**Task to carry out**
Copy every record below character for character, leaving out the pictures.

**Records of elements and their coordinates**
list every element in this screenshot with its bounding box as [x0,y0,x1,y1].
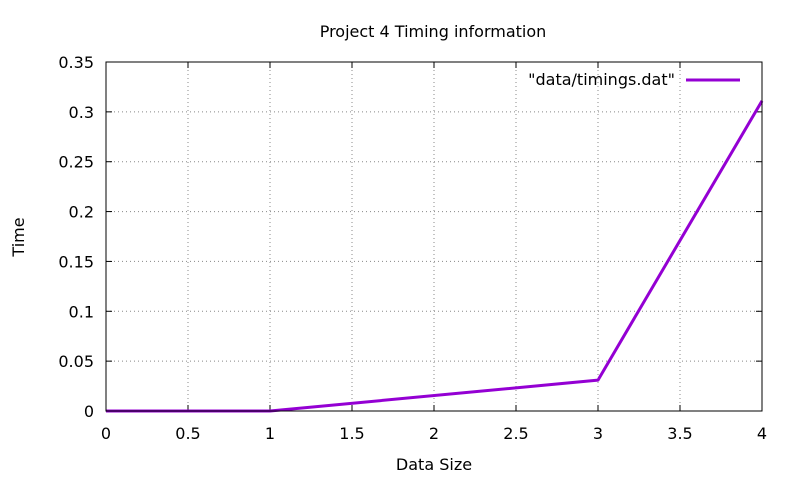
y-tick-label: 0.05 [58,352,94,371]
y-tick-label: 0.1 [69,302,94,321]
y-tick-label: 0.15 [58,252,94,271]
x-tick-label: 1.5 [339,424,364,443]
x-tick-label: 3.5 [667,424,692,443]
x-tick-label: 4 [757,424,767,443]
y-tick-label: 0.25 [58,153,94,172]
x-tick-label: 2.5 [503,424,528,443]
plot-frame [105,61,763,412]
legend-label: "data/timings.dat" [528,70,675,89]
x-tick-label: 1 [265,424,275,443]
x-tick-label: 2 [429,424,439,443]
grid [106,62,762,411]
x-tick-label: 3 [593,424,603,443]
y-tick-label: 0.35 [58,53,94,72]
legend: "data/timings.dat" [528,70,740,89]
x-tick-label: 0 [101,424,111,443]
series-group [106,100,764,413]
x-axis-label: Data Size [396,455,472,474]
chart-title: Project 4 Timing information [320,22,547,41]
y-tick-label: 0.2 [69,203,94,222]
series-line [106,100,764,413]
y-tick-label: 0.3 [69,103,94,122]
y-axis-label: Time [9,217,28,257]
y-tick-label: 0 [84,402,94,421]
x-tick-label: 0.5 [175,424,200,443]
axis-ticks: 0 0.5 1 1.5 2 2.5 3 3.5 4 0 0.05 0.1 0.15 0.2 0.25 0.3 0… [58,53,767,443]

**Solution to this task**
list every element in this screenshot with its bounding box as [x0,y0,x1,y1].
y-tick-label: 0.05 [58,352,94,371]
y-tick-label: 0.1 [69,302,94,321]
y-tick-label: 0.15 [58,252,94,271]
x-tick-label: 1.5 [339,424,364,443]
x-tick-label: 3.5 [667,424,692,443]
x-tick-label: 4 [757,424,767,443]
y-tick-label: 0.25 [58,153,94,172]
x-tick-label: 2.5 [503,424,528,443]
plot-frame [105,61,763,412]
legend-label: "data/timings.dat" [528,70,675,89]
x-tick-label: 1 [265,424,275,443]
x-tick-label: 2 [429,424,439,443]
grid [106,62,762,411]
x-tick-label: 3 [593,424,603,443]
y-tick-label: 0.35 [58,53,94,72]
legend: "data/timings.dat" [528,70,740,89]
x-tick-label: 0 [101,424,111,443]
series-group [106,100,764,413]
x-axis-label: Data Size [396,455,472,474]
chart-title: Project 4 Timing information [320,22,547,41]
y-tick-label: 0.2 [69,203,94,222]
series-line [106,100,764,413]
y-tick-label: 0.3 [69,103,94,122]
y-axis-label: Time [9,217,28,257]
y-tick-label: 0 [84,402,94,421]
x-tick-label: 0.5 [175,424,200,443]
axis-ticks: 0 0.5 1 1.5 2 2.5 3 3.5 4 0 0.05 0.1 0.15 0.2 0.25 0.3 0… [58,53,767,443]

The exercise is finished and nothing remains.